* _DIRECTION_:
Exclude the pictures; give every entry again exactly as written.

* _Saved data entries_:
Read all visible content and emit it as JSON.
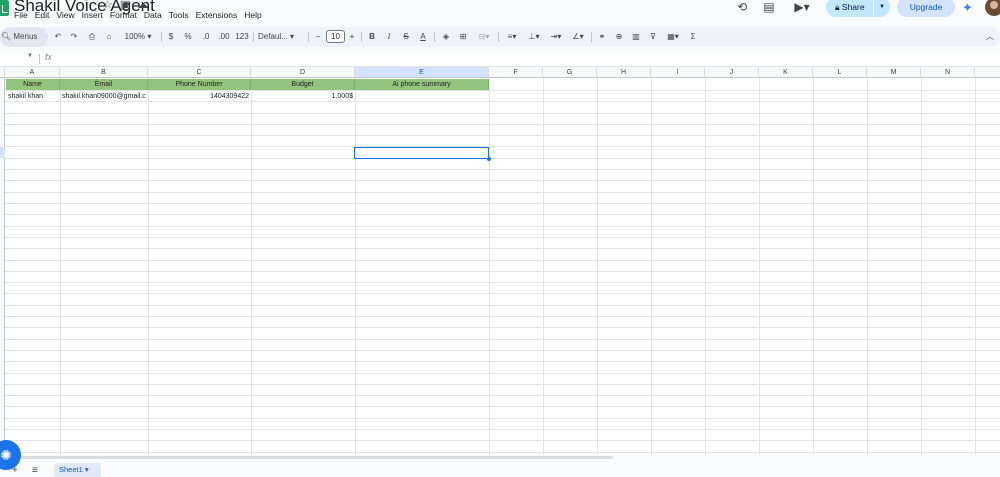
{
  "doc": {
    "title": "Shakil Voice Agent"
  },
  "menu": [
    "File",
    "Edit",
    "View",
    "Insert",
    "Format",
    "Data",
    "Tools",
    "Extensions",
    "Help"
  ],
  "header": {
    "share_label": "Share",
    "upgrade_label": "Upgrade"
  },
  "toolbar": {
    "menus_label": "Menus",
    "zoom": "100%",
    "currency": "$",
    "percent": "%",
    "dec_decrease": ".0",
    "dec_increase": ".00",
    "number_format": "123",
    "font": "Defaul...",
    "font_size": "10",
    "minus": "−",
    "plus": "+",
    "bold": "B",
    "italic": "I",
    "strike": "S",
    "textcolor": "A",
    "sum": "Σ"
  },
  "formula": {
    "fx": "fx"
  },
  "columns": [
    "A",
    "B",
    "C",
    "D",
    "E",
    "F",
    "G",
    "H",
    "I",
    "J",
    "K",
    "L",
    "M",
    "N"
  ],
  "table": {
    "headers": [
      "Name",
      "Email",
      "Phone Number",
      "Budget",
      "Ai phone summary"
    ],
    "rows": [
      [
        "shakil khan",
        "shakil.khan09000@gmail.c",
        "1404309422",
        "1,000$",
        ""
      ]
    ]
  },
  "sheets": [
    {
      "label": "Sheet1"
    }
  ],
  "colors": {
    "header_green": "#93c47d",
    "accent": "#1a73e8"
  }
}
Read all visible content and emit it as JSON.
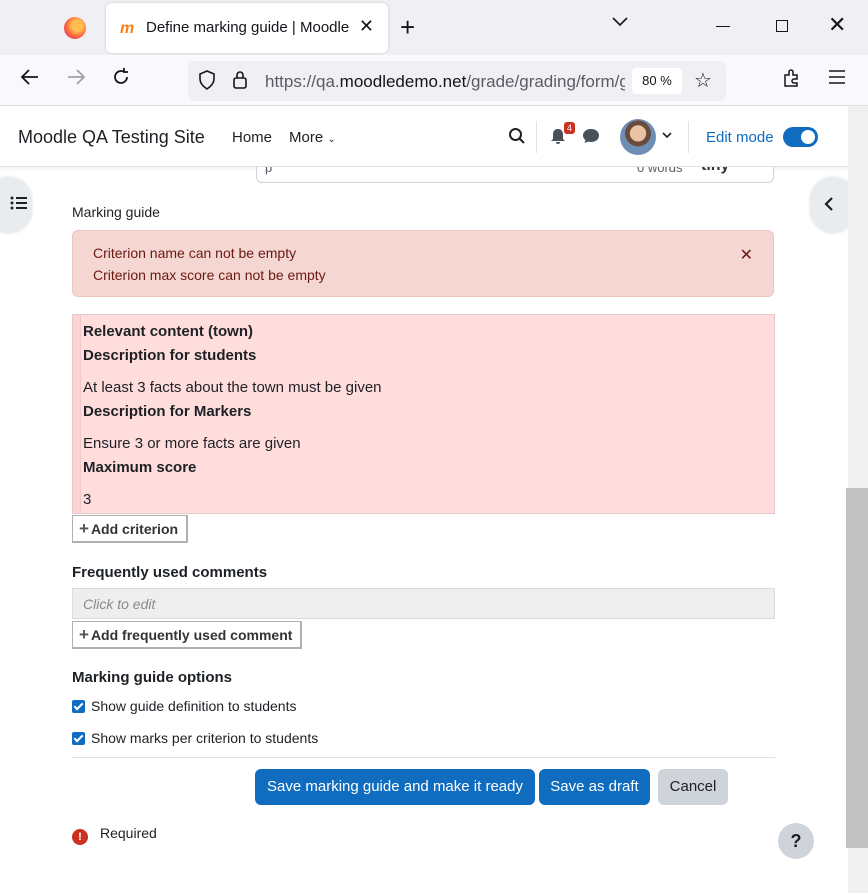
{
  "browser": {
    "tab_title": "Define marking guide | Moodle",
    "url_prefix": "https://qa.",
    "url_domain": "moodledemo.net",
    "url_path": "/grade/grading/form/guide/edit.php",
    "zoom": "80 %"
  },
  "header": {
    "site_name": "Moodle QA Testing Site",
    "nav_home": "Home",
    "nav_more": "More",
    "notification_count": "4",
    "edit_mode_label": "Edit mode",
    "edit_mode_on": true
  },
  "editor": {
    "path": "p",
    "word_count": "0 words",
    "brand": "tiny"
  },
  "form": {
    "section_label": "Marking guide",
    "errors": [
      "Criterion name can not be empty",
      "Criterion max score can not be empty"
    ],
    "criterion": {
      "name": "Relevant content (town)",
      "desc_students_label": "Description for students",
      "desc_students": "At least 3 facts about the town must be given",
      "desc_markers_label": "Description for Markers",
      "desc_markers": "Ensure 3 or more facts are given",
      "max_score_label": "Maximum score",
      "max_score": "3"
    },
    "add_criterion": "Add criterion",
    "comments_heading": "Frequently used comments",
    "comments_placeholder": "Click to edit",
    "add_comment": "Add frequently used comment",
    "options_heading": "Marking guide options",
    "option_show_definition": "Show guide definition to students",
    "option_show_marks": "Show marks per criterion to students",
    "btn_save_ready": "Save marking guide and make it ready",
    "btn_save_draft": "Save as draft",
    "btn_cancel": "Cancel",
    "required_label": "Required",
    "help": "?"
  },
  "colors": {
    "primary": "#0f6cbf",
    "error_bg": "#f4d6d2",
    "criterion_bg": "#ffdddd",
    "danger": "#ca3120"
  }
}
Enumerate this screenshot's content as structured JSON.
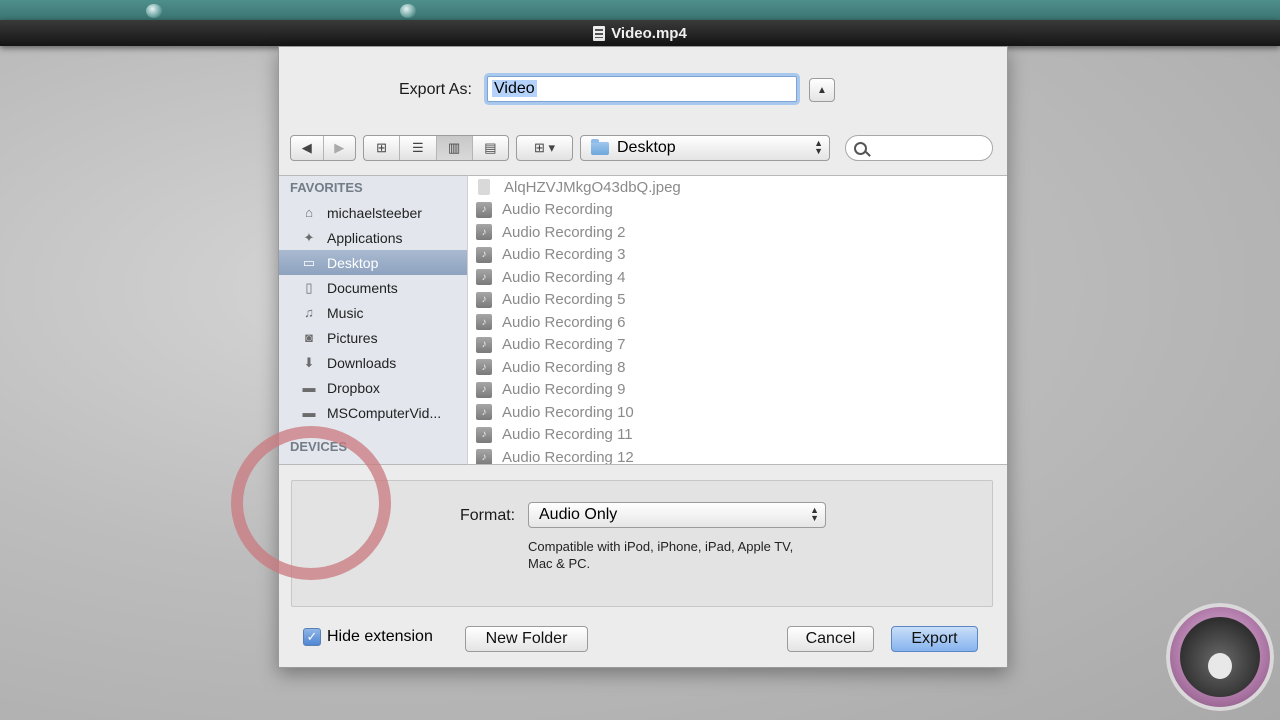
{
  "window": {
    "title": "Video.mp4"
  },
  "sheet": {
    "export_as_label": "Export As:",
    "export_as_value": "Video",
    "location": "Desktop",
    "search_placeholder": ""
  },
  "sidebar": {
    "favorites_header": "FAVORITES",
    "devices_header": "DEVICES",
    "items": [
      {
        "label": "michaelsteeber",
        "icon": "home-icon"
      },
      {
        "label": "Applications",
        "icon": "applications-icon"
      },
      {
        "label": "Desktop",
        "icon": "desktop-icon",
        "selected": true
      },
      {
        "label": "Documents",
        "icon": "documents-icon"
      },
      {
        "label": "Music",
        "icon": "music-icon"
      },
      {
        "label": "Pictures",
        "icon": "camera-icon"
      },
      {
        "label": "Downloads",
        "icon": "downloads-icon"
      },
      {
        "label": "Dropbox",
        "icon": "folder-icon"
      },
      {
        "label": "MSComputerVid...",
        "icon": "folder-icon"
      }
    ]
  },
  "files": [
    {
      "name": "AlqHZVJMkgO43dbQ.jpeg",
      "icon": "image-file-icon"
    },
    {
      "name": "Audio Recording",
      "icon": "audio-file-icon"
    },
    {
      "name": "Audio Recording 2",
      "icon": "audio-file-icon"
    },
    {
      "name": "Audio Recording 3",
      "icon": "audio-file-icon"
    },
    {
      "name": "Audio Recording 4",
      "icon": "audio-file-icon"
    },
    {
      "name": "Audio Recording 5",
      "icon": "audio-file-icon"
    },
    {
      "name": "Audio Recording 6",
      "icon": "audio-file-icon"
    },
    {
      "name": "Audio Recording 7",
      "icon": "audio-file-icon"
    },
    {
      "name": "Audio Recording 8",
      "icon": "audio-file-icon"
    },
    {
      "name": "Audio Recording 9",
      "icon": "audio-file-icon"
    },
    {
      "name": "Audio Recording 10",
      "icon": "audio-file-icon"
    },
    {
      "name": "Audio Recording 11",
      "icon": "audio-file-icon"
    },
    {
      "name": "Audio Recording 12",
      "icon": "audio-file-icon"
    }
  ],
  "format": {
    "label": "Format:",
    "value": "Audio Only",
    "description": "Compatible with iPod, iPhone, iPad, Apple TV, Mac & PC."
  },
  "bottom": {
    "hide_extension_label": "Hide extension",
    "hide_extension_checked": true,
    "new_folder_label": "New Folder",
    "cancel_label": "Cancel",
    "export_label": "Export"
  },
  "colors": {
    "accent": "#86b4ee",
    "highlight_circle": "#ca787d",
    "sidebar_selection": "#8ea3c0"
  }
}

* _WRITTEN RESPONSE_:
Read all visible content and emit it as JSON.
{
  "doc": {
    "title": "Shakil Voice Agent"
  },
  "menu": [
    "File",
    "Edit",
    "View",
    "Insert",
    "Format",
    "Data",
    "Tools",
    "Extensions",
    "Help"
  ],
  "header": {
    "share_label": "Share",
    "upgrade_label": "Upgrade"
  },
  "toolbar": {
    "menus_label": "Menus",
    "zoom": "100%",
    "currency": "$",
    "percent": "%",
    "dec_decrease": ".0",
    "dec_increase": ".00",
    "number_format": "123",
    "font": "Defaul...",
    "font_size": "10",
    "minus": "−",
    "plus": "+",
    "bold": "B",
    "italic": "I",
    "strike": "S",
    "textcolor": "A",
    "sum": "Σ"
  },
  "formula": {
    "fx": "fx"
  },
  "columns": [
    "A",
    "B",
    "C",
    "D",
    "E",
    "F",
    "G",
    "H",
    "I",
    "J",
    "K",
    "L",
    "M",
    "N"
  ],
  "table": {
    "headers": [
      "Name",
      "Email",
      "Phone Number",
      "Budget",
      "Ai phone summary"
    ],
    "rows": [
      [
        "shakil khan",
        "shakil.khan09000@gmail.c",
        "1404309422",
        "1,000$",
        ""
      ]
    ]
  },
  "sheets": [
    {
      "label": "Sheet1"
    }
  ],
  "colors": {
    "header_green": "#93c47d",
    "accent": "#1a73e8"
  }
}
Read all visible content and emit it as JSON.
{
  "browser": {
    "tab_title": "Define marking guide | Moodle",
    "url_prefix": "https://qa.",
    "url_domain": "moodledemo.net",
    "url_path": "/grade/grading/form/guide/edit.php",
    "zoom": "80 %"
  },
  "header": {
    "site_name": "Moodle QA Testing Site",
    "nav_home": "Home",
    "nav_more": "More",
    "notification_count": "4",
    "edit_mode_label": "Edit mode",
    "edit_mode_on": true
  },
  "editor": {
    "path": "p",
    "word_count": "0 words",
    "brand": "tiny"
  },
  "form": {
    "section_label": "Marking guide",
    "errors": [
      "Criterion name can not be empty",
      "Criterion max score can not be empty"
    ],
    "criterion": {
      "name": "Relevant content (town)",
      "desc_students_label": "Description for students",
      "desc_students": "At least 3 facts about the town must be given",
      "desc_markers_label": "Description for Markers",
      "desc_markers": "Ensure 3 or more facts are given",
      "max_score_label": "Maximum score",
      "max_score": "3"
    },
    "add_criterion": "Add criterion",
    "comments_heading": "Frequently used comments",
    "comments_placeholder": "Click to edit",
    "add_comment": "Add frequently used comment",
    "options_heading": "Marking guide options",
    "option_show_definition": "Show guide definition to students",
    "option_show_marks": "Show marks per criterion to students",
    "btn_save_ready": "Save marking guide and make it ready",
    "btn_save_draft": "Save as draft",
    "btn_cancel": "Cancel",
    "required_label": "Required",
    "help": "?"
  },
  "colors": {
    "primary": "#0f6cbf",
    "error_bg": "#f4d6d2",
    "criterion_bg": "#ffdddd",
    "danger": "#ca3120"
  }
}
Enumerate this screenshot's content as structured JSON.
{
  "window": {
    "title": "Video.mp4"
  },
  "sheet": {
    "export_as_label": "Export As:",
    "export_as_value": "Video",
    "location": "Desktop",
    "search_placeholder": ""
  },
  "sidebar": {
    "favorites_header": "FAVORITES",
    "devices_header": "DEVICES",
    "items": [
      {
        "label": "michaelsteeber",
        "icon": "home-icon"
      },
      {
        "label": "Applications",
        "icon": "applications-icon"
      },
      {
        "label": "Desktop",
        "icon": "desktop-icon",
        "selected": true
      },
      {
        "label": "Documents",
        "icon": "documents-icon"
      },
      {
        "label": "Music",
        "icon": "music-icon"
      },
      {
        "label": "Pictures",
        "icon": "camera-icon"
      },
      {
        "label": "Downloads",
        "icon": "downloads-icon"
      },
      {
        "label": "Dropbox",
        "icon": "folder-icon"
      },
      {
        "label": "MSComputerVid...",
        "icon": "folder-icon"
      }
    ]
  },
  "files": [
    {
      "name": "AlqHZVJMkgO43dbQ.jpeg",
      "icon": "image-file-icon"
    },
    {
      "name": "Audio Recording",
      "icon": "audio-file-icon"
    },
    {
      "name": "Audio Recording 2",
      "icon": "audio-file-icon"
    },
    {
      "name": "Audio Recording 3",
      "icon": "audio-file-icon"
    },
    {
      "name": "Audio Recording 4",
      "icon": "audio-file-icon"
    },
    {
      "name": "Audio Recording 5",
      "icon": "audio-file-icon"
    },
    {
      "name": "Audio Recording 6",
      "icon": "audio-file-icon"
    },
    {
      "name": "Audio Recording 7",
      "icon": "audio-file-icon"
    },
    {
      "name": "Audio Recording 8",
      "icon": "audio-file-icon"
    },
    {
      "name": "Audio Recording 9",
      "icon": "audio-file-icon"
    },
    {
      "name": "Audio Recording 10",
      "icon": "audio-file-icon"
    },
    {
      "name": "Audio Recording 11",
      "icon": "audio-file-icon"
    },
    {
      "name": "Audio Recording 12",
      "icon": "audio-file-icon"
    }
  ],
  "format": {
    "label": "Format:",
    "value": "Audio Only",
    "description": "Compatible with iPod, iPhone, iPad, Apple TV, Mac & PC."
  },
  "bottom": {
    "hide_extension_label": "Hide extension",
    "hide_extension_checked": true,
    "new_folder_label": "New Folder",
    "cancel_label": "Cancel",
    "export_label": "Export"
  },
  "colors": {
    "accent": "#86b4ee",
    "highlight_circle": "#ca787d",
    "sidebar_selection": "#8ea3c0"
  }
}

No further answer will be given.